#### WORK TO COMPLETE
Your task is to write out the complete listing exactly as it is shown.

#### RECORD LIST
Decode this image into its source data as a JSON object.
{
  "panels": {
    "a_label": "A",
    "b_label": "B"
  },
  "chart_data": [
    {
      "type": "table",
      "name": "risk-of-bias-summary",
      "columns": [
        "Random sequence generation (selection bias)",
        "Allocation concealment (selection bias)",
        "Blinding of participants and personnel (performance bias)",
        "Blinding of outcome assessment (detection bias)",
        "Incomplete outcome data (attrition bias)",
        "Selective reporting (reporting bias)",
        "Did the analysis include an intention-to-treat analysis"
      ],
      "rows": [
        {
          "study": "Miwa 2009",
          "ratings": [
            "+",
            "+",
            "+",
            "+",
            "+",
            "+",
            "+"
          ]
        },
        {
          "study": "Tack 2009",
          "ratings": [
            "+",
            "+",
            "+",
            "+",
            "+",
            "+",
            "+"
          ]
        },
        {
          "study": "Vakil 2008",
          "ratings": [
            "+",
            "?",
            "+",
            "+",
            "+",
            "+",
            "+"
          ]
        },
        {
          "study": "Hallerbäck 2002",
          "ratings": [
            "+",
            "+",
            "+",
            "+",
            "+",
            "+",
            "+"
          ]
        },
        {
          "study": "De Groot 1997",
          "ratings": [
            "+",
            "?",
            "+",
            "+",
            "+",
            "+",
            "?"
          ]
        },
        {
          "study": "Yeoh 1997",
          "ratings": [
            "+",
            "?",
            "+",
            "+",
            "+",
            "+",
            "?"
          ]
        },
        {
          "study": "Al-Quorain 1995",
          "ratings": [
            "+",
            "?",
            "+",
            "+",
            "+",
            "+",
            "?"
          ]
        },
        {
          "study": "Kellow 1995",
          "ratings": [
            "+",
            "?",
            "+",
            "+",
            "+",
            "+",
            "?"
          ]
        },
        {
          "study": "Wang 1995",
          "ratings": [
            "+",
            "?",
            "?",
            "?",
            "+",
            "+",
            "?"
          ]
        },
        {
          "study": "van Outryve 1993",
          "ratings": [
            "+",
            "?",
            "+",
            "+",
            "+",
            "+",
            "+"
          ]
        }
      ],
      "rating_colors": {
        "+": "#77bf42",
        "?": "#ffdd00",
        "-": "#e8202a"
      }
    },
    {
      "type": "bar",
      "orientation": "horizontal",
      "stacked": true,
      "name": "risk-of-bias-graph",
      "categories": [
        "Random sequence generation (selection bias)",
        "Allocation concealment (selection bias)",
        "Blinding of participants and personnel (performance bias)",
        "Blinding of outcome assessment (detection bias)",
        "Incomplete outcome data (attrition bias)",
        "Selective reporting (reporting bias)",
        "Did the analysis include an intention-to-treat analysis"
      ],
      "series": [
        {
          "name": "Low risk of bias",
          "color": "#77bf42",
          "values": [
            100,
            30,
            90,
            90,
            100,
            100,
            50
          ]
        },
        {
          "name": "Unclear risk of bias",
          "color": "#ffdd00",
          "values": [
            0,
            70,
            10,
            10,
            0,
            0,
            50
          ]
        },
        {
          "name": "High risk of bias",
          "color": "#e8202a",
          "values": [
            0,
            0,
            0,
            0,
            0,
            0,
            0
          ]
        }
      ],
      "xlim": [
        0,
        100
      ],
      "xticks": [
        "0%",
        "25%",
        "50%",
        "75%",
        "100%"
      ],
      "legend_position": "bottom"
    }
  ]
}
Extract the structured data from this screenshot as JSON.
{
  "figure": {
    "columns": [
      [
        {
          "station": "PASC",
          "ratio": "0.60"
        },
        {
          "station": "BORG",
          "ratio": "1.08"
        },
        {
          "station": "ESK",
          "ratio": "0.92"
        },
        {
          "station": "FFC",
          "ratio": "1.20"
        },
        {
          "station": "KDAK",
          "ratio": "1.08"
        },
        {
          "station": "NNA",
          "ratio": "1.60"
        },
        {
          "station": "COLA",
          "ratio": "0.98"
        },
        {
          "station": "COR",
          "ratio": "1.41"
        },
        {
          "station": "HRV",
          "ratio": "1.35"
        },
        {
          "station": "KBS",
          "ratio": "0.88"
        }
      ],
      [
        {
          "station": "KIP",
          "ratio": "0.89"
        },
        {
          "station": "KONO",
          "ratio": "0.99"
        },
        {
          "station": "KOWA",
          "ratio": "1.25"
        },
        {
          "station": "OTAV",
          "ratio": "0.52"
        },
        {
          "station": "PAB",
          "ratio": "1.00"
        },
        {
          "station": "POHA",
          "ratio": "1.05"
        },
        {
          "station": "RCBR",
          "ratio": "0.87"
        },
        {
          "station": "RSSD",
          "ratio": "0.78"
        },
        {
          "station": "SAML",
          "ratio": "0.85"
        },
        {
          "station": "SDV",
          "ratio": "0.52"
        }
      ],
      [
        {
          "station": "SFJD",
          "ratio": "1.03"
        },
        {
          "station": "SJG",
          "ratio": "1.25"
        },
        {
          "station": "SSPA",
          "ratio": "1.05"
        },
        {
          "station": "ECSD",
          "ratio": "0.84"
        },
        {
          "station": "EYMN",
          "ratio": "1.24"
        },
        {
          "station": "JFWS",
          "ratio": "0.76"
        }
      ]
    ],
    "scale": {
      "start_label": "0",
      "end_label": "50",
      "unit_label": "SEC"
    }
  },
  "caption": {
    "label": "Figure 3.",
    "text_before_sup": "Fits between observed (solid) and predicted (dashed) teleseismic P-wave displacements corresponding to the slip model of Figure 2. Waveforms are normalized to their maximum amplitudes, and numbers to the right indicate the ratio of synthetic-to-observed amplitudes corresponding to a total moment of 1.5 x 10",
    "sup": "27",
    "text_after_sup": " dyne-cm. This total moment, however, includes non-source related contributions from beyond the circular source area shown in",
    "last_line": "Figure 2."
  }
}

#### EXERCISE ANSWER
Decode this image into its source data as a JSON object.
{
  "panels": {
    "a_label": "A",
    "b_label": "B"
  },
  "chart_data": [
    {
      "type": "table",
      "name": "risk-of-bias-summary",
      "columns": [
        "Random sequence generation (selection bias)",
        "Allocation concealment (selection bias)",
        "Blinding of participants and personnel (performance bias)",
        "Blinding of outcome assessment (detection bias)",
        "Incomplete outcome data (attrition bias)",
        "Selective reporting (reporting bias)",
        "Did the analysis include an intention-to-treat analysis"
      ],
      "rows": [
        {
          "study": "Miwa 2009",
          "ratings": [
            "+",
            "+",
            "+",
            "+",
            "+",
            "+",
            "+"
          ]
        },
        {
          "study": "Tack 2009",
          "ratings": [
            "+",
            "+",
            "+",
            "+",
            "+",
            "+",
            "+"
          ]
        },
        {
          "study": "Vakil 2008",
          "ratings": [
            "+",
            "?",
            "+",
            "+",
            "+",
            "+",
            "+"
          ]
        },
        {
          "study": "Hallerbäck 2002",
          "ratings": [
            "+",
            "+",
            "+",
            "+",
            "+",
            "+",
            "+"
          ]
        },
        {
          "study": "De Groot 1997",
          "ratings": [
            "+",
            "?",
            "+",
            "+",
            "+",
            "+",
            "?"
          ]
        },
        {
          "study": "Yeoh 1997",
          "ratings": [
            "+",
            "?",
            "+",
            "+",
            "+",
            "+",
            "?"
          ]
        },
        {
          "study": "Al-Quorain 1995",
          "ratings": [
            "+",
            "?",
            "+",
            "+",
            "+",
            "+",
            "?"
          ]
        },
        {
          "study": "Kellow 1995",
          "ratings": [
            "+",
            "?",
            "+",
            "+",
            "+",
            "+",
            "?"
          ]
        },
        {
          "study": "Wang 1995",
          "ratings": [
            "+",
            "?",
            "?",
            "?",
            "+",
            "+",
            "?"
          ]
        },
        {
          "study": "van Outryve 1993",
          "ratings": [
            "+",
            "?",
            "+",
            "+",
            "+",
            "+",
            "+"
          ]
        }
      ],
      "rating_colors": {
        "+": "#77bf42",
        "?": "#ffdd00",
        "-": "#e8202a"
      }
    },
    {
      "type": "bar",
      "orientation": "horizontal",
      "stacked": true,
      "name": "risk-of-bias-graph",
      "categories": [
        "Random sequence generation (selection bias)",
        "Allocation concealment (selection bias)",
        "Blinding of participants and personnel (performance bias)",
        "Blinding of outcome assessment (detection bias)",
        "Incomplete outcome data (attrition bias)",
        "Selective reporting (reporting bias)",
        "Did the analysis include an intention-to-treat analysis"
      ],
      "series": [
        {
          "name": "Low risk of bias",
          "color": "#77bf42",
          "values": [
            100,
            30,
            90,
            90,
            100,
            100,
            50
          ]
        },
        {
          "name": "Unclear risk of bias",
          "color": "#ffdd00",
          "values": [
            0,
            70,
            10,
            10,
            0,
            0,
            50
          ]
        },
        {
          "name": "High risk of bias",
          "color": "#e8202a",
          "values": [
            0,
            0,
            0,
            0,
            0,
            0,
            0
          ]
        }
      ],
      "xlim": [
        0,
        100
      ],
      "xticks": [
        "0%",
        "25%",
        "50%",
        "75%",
        "100%"
      ],
      "legend_position": "bottom"
    }
  ]
}
Extract the structured data from this screenshot as JSON.
{
  "figure": {
    "columns": [
      [
        {
          "station": "PASC",
          "ratio": "0.60"
        },
        {
          "station": "BORG",
          "ratio": "1.08"
        },
        {
          "station": "ESK",
          "ratio": "0.92"
        },
        {
          "station": "FFC",
          "ratio": "1.20"
        },
        {
          "station": "KDAK",
          "ratio": "1.08"
        },
        {
          "station": "NNA",
          "ratio": "1.60"
        },
        {
          "station": "COLA",
          "ratio": "0.98"
        },
        {
          "station": "COR",
          "ratio": "1.41"
        },
        {
          "station": "HRV",
          "ratio": "1.35"
        },
        {
          "station": "KBS",
          "ratio": "0.88"
        }
      ],
      [
        {
          "station": "KIP",
          "ratio": "0.89"
        },
        {
          "station": "KONO",
          "ratio": "0.99"
        },
        {
          "station": "KOWA",
          "ratio": "1.25"
        },
        {
          "station": "OTAV",
          "ratio": "0.52"
        },
        {
          "station": "PAB",
          "ratio": "1.00"
        },
        {
          "station": "POHA",
          "ratio": "1.05"
        },
        {
          "station": "RCBR",
          "ratio": "0.87"
        },
        {
          "station": "RSSD",
          "ratio": "0.78"
        },
        {
          "station": "SAML",
          "ratio": "0.85"
        },
        {
          "station": "SDV",
          "ratio": "0.52"
        }
      ],
      [
        {
          "station": "SFJD",
          "ratio": "1.03"
        },
        {
          "station": "SJG",
          "ratio": "1.25"
        },
        {
          "station": "SSPA",
          "ratio": "1.05"
        },
        {
          "station": "ECSD",
          "ratio": "0.84"
        },
        {
          "station": "EYMN",
          "ratio": "1.24"
        },
        {
          "station": "JFWS",
          "ratio": "0.76"
        }
      ]
    ],
    "scale": {
      "start_label": "0",
      "end_label": "50",
      "unit_label": "SEC"
    }
  },
  "caption": {
    "label": "Figure 3.",
    "text_before_sup": "Fits between observed (solid) and predicted (dashed) teleseismic P-wave displacements corresponding to the slip model of Figure 2. Waveforms are normalized to their maximum amplitudes, and numbers to the right indicate the ratio of synthetic-to-observed amplitudes corresponding to a total moment of 1.5 x 10",
    "sup": "27",
    "text_after_sup": " dyne-cm. This total moment, however, includes non-source related contributions from beyond the circular source area shown in",
    "last_line": "Figure 2."
  }
}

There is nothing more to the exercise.